Exercise:
Skip every picture and transcribe the remaining material exactly.

--- Begin Records to use ---

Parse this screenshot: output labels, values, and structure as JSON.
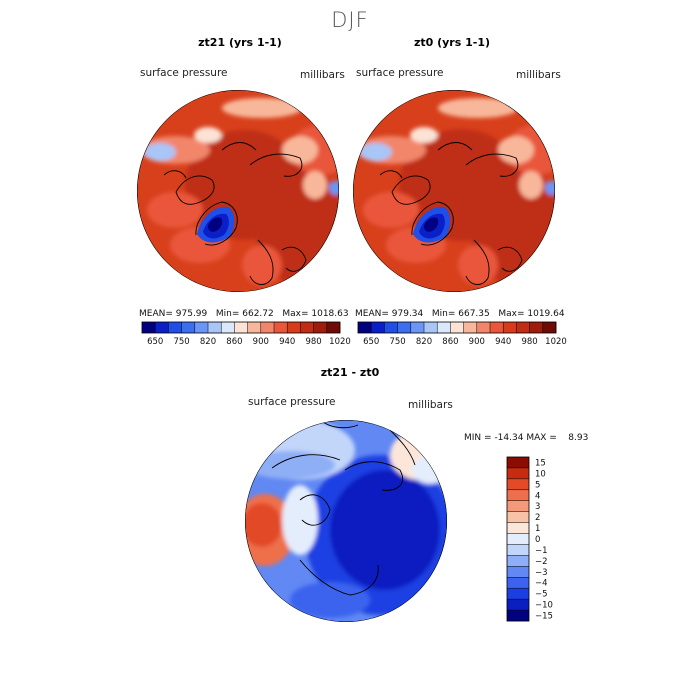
{
  "figure": {
    "title": "DJF"
  },
  "panels": {
    "p1": {
      "title": "zt21 (yrs 1-1)",
      "left_label": "surface pressure",
      "right_label": "millibars",
      "mean_label": "MEAN=",
      "mean": "975.99",
      "min_label": "Min=",
      "min": "662.72",
      "max_label": "Max=",
      "max": "1018.63"
    },
    "p2": {
      "title": "zt0 (yrs 1-1)",
      "left_label": "surface pressure",
      "right_label": "millibars",
      "mean_label": "MEAN=",
      "mean": "979.34",
      "min_label": "Min=",
      "min": "667.35",
      "max_label": "Max=",
      "max": "1019.64"
    },
    "p3": {
      "title": "zt21 - zt0",
      "left_label": "surface pressure",
      "right_label": "millibars",
      "min_label": "MIN =",
      "min": "-14.34",
      "max_label": "MAX =",
      "max": "8.93"
    }
  },
  "colors": {
    "abs_scale": [
      "#000080",
      "#0a1fc7",
      "#1f4fe6",
      "#3c6ff0",
      "#6b96f5",
      "#a8c6f7",
      "#dbe7fb",
      "#fce3d5",
      "#f8b79a",
      "#f2866a",
      "#e9563a",
      "#d83b1a",
      "#c02d14",
      "#9e1c0a",
      "#6e0b04"
    ],
    "diff_scale": [
      "#000080",
      "#0b1ec0",
      "#1a3fe3",
      "#3b63ee",
      "#6188f3",
      "#8eaef6",
      "#c2d6fa",
      "#e4edfc",
      "#fce6da",
      "#f8c2a6",
      "#f49a78",
      "#ee6f4b",
      "#e24a28",
      "#c82c10",
      "#8c0c02"
    ]
  },
  "chart_data": [
    {
      "type": "heatmap",
      "title": "zt21 (yrs 1-1)",
      "subtitle": "DJF",
      "variable": "surface pressure",
      "units": "millibars",
      "projection": "north polar stereographic",
      "stats": {
        "mean": 975.99,
        "min": 662.72,
        "max": 1018.63
      },
      "colorbar_ticks": [
        650,
        750,
        820,
        860,
        900,
        940,
        980,
        1020
      ],
      "colorbar_tick_labels": [
        "650",
        "750",
        "820",
        "860",
        "900",
        "940",
        "980",
        "1020"
      ]
    },
    {
      "type": "heatmap",
      "title": "zt0 (yrs 1-1)",
      "subtitle": "DJF",
      "variable": "surface pressure",
      "units": "millibars",
      "projection": "north polar stereographic",
      "stats": {
        "mean": 979.34,
        "min": 667.35,
        "max": 1019.64
      },
      "colorbar_ticks": [
        650,
        750,
        820,
        860,
        900,
        940,
        980,
        1020
      ],
      "colorbar_tick_labels": [
        "650",
        "750",
        "820",
        "860",
        "900",
        "940",
        "980",
        "1020"
      ]
    },
    {
      "type": "heatmap",
      "title": "zt21 - zt0",
      "variable": "surface pressure",
      "units": "millibars",
      "projection": "north polar stereographic",
      "stats": {
        "min": -14.34,
        "max": 8.93
      },
      "colorbar_ticks": [
        15,
        10,
        5,
        4,
        3,
        2,
        1,
        0,
        -1,
        -2,
        -3,
        -4,
        -5,
        -10,
        -15
      ],
      "colorbar_tick_labels": [
        "15",
        "10",
        "5",
        "4",
        "3",
        "2",
        "1",
        "0",
        "−1",
        "−2",
        "−3",
        "−4",
        "−5",
        "−10",
        "−15"
      ]
    }
  ]
}
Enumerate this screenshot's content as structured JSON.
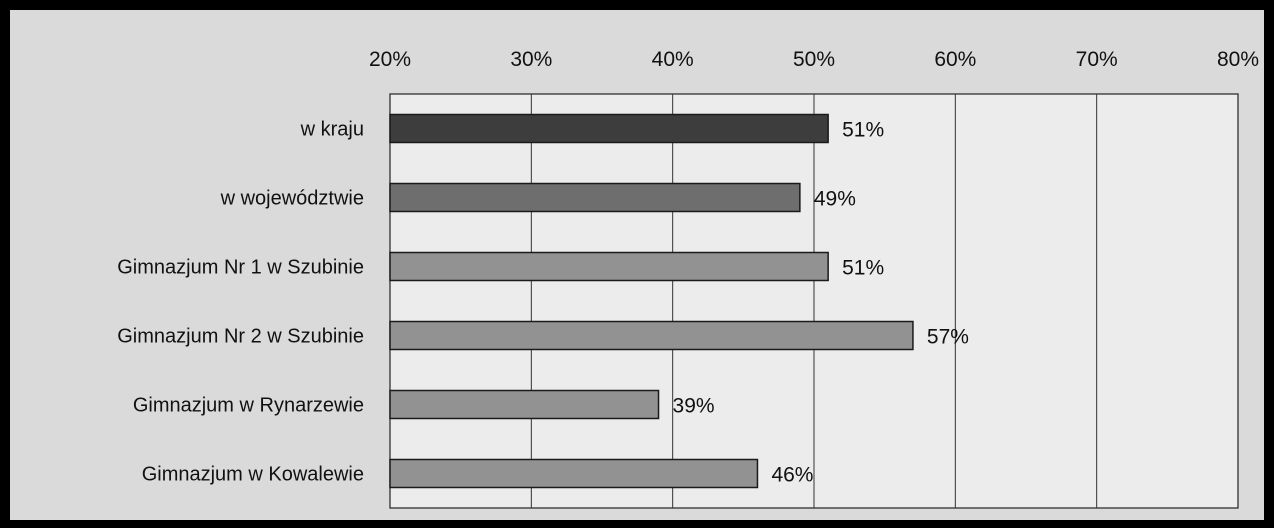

--- End Records to use ---

Full response:
Parse this screenshot: output labels, values, and structure as JSON.
{
  "figure": {
    "title": "DJF"
  },
  "panels": {
    "p1": {
      "title": "zt21 (yrs 1-1)",
      "left_label": "surface pressure",
      "right_label": "millibars",
      "mean_label": "MEAN=",
      "mean": "975.99",
      "min_label": "Min=",
      "min": "662.72",
      "max_label": "Max=",
      "max": "1018.63"
    },
    "p2": {
      "title": "zt0 (yrs 1-1)",
      "left_label": "surface pressure",
      "right_label": "millibars",
      "mean_label": "MEAN=",
      "mean": "979.34",
      "min_label": "Min=",
      "min": "667.35",
      "max_label": "Max=",
      "max": "1019.64"
    },
    "p3": {
      "title": "zt21 - zt0",
      "left_label": "surface pressure",
      "right_label": "millibars",
      "min_label": "MIN =",
      "min": "-14.34",
      "max_label": "MAX =",
      "max": "8.93"
    }
  },
  "colors": {
    "abs_scale": [
      "#000080",
      "#0a1fc7",
      "#1f4fe6",
      "#3c6ff0",
      "#6b96f5",
      "#a8c6f7",
      "#dbe7fb",
      "#fce3d5",
      "#f8b79a",
      "#f2866a",
      "#e9563a",
      "#d83b1a",
      "#c02d14",
      "#9e1c0a",
      "#6e0b04"
    ],
    "diff_scale": [
      "#000080",
      "#0b1ec0",
      "#1a3fe3",
      "#3b63ee",
      "#6188f3",
      "#8eaef6",
      "#c2d6fa",
      "#e4edfc",
      "#fce6da",
      "#f8c2a6",
      "#f49a78",
      "#ee6f4b",
      "#e24a28",
      "#c82c10",
      "#8c0c02"
    ]
  },
  "chart_data": [
    {
      "type": "heatmap",
      "title": "zt21 (yrs 1-1)",
      "subtitle": "DJF",
      "variable": "surface pressure",
      "units": "millibars",
      "projection": "north polar stereographic",
      "stats": {
        "mean": 975.99,
        "min": 662.72,
        "max": 1018.63
      },
      "colorbar_ticks": [
        650,
        750,
        820,
        860,
        900,
        940,
        980,
        1020
      ],
      "colorbar_tick_labels": [
        "650",
        "750",
        "820",
        "860",
        "900",
        "940",
        "980",
        "1020"
      ]
    },
    {
      "type": "heatmap",
      "title": "zt0 (yrs 1-1)",
      "subtitle": "DJF",
      "variable": "surface pressure",
      "units": "millibars",
      "projection": "north polar stereographic",
      "stats": {
        "mean": 979.34,
        "min": 667.35,
        "max": 1019.64
      },
      "colorbar_ticks": [
        650,
        750,
        820,
        860,
        900,
        940,
        980,
        1020
      ],
      "colorbar_tick_labels": [
        "650",
        "750",
        "820",
        "860",
        "900",
        "940",
        "980",
        "1020"
      ]
    },
    {
      "type": "heatmap",
      "title": "zt21 - zt0",
      "variable": "surface pressure",
      "units": "millibars",
      "projection": "north polar stereographic",
      "stats": {
        "min": -14.34,
        "max": 8.93
      },
      "colorbar_ticks": [
        15,
        10,
        5,
        4,
        3,
        2,
        1,
        0,
        -1,
        -2,
        -3,
        -4,
        -5,
        -10,
        -15
      ],
      "colorbar_tick_labels": [
        "15",
        "10",
        "5",
        "4",
        "3",
        "2",
        "1",
        "0",
        "−1",
        "−2",
        "−3",
        "−4",
        "−5",
        "−10",
        "−15"
      ]
    }
  ]
}
Enumerate this screenshot's content as structured JSON.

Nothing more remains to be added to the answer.